Document passage |
Unless you’re in a business environment, you +probably+ don’t need to worry about it too much.
A ‘share’ is just short for network share. It’s a file system stored on a machine somewhere that people with permissions can read and write files into for sharing with other people.
Most businesses will have many shares although they may not be thought of as shares, the one in the printer that stores faxes in PDF format or the ftp server, as examples.
It is common practise for people to create persistent connections to those shares, so that when they login to a computer, the remote share is available to them immediately.
When you ‘mount’ a share, it’s identified by the machine it’s on and the name of the share, thus ‘\\machine\share’ is just computer short-hand for saying, “The SMB/CIFS mount on 192.168.45.2 (assuming that was ‘machine’s IP address) called ‘share’.
It wasn’t a demonstration, it was an example.
If I wanted to mount the share called, “PDFS” on the printer at 192.168.2.8 and I knew it was a Windows share, I could access it by typing ‘\\192.168.2.8\PDFS’ in the URL bar of the file browser.
Thanks for clearing that up
…or you could just…oh I don’t know…turn ON Shadowcopy.
Keep an eye out for spelling and grammatical errors in suspected spam/phishing emails as well.
the *entire* spam, hack, phishing, 50,000 virus variations etc etc, arose because billyboy decided very early on it was advantageous to release ‘something’ to get the jump on the competition, and use the revenue to finance improvements. sadly, the improvements end wound up being mostly fancy interface, tweaking capabilities ad nausium, as well as pushing aside competition or buying them out. plus of course billyboys position as king of the castle, top of the heap.
security was and will ALWAYS be an issue with all versions of Microslop s/w. but, it’s the American way. capitalism thru and thru. the almighty market had its say and this was the result. this is how it unfolds sometimes, especially with a product with this kind of penetration in the marketplace. kinda like a variation on the old ‘you get the kind of gubbamint you deserve’. well, we also get the kind of software we deserve.
But but but, the subject line said “I send you this file in order to have your advice.” – what else was I supposed to do? /sarc
Hey guys , just sayin
PC MATIC is the biggest and best game in town right now they have a good handle on this ransom ware and trojan crap. i would recommend it.
If you’re a big institution, then shame on you for not securing your critical data.
If you’re a small fry like me, you don’t have a lot of data to back up. A few gigs at most, maybe 10s of gigs if you have photos or videos.

How to complete this task |
Answer these questions from the comment thread on network shares:
(a) What is "share" short for?
(b) What would be typed in the file browser's URL bar to access the share called "PDFS" on the printer at 192.168.2.8?
(c) Which product does one commenter recommend against ransomware and trojans?
The items that come next are from a different source than the comment thread.

The data |
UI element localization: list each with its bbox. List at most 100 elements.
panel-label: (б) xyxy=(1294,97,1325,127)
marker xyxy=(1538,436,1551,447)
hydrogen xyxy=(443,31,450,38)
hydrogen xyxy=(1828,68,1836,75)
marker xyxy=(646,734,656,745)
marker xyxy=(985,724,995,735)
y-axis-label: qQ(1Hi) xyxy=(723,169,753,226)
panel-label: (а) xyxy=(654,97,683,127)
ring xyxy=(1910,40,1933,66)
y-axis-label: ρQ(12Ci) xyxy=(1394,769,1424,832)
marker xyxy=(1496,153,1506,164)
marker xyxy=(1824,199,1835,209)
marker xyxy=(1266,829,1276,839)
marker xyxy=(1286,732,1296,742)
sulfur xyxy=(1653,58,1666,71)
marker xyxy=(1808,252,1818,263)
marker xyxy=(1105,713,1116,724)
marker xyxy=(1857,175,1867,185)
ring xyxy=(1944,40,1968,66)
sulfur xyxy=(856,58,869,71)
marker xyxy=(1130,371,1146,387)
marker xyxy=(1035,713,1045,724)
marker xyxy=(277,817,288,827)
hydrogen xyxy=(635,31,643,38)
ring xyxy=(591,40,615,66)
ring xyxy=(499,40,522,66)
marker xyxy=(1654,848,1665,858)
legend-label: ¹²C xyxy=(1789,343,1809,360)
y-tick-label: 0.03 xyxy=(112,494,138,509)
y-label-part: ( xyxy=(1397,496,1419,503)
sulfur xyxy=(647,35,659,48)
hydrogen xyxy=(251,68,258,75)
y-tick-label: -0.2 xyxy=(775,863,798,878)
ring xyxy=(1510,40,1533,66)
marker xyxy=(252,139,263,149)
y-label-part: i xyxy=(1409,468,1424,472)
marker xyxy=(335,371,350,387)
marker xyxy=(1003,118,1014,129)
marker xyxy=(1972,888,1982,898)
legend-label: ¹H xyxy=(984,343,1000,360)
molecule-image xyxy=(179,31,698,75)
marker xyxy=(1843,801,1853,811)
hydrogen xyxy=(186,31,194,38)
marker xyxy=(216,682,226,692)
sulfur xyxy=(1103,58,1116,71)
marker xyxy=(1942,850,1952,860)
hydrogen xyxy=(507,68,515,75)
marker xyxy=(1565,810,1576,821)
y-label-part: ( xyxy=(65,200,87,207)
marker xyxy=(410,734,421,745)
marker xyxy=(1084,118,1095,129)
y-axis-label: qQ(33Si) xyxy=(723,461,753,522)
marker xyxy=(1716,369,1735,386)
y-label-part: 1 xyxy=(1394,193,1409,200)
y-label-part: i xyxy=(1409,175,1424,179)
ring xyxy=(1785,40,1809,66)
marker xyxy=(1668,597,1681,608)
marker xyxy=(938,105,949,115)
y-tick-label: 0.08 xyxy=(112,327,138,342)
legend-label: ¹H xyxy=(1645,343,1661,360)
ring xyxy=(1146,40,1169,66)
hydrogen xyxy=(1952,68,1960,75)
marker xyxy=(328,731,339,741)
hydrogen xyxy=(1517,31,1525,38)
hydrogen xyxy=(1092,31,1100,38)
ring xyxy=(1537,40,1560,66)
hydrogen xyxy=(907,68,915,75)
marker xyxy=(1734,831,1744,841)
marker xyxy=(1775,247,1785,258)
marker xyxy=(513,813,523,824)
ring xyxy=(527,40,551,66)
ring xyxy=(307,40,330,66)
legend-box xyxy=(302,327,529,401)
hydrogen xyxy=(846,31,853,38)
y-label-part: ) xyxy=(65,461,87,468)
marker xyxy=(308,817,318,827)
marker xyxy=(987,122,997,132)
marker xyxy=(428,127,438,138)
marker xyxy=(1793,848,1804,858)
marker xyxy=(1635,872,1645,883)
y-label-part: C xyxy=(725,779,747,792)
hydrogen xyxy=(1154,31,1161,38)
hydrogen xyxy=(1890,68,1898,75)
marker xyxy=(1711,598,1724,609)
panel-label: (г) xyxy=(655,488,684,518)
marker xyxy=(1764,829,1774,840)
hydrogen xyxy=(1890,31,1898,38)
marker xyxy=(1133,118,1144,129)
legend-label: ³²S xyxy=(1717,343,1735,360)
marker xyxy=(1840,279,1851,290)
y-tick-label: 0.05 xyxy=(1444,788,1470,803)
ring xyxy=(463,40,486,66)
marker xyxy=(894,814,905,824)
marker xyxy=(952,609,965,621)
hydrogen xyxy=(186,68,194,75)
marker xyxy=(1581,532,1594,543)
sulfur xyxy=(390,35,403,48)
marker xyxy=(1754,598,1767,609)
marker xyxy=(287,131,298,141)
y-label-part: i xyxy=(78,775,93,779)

Problem solution |
(a) Network share.
(b) \\192.168.2.8\PDFS
(c) PC MATIC.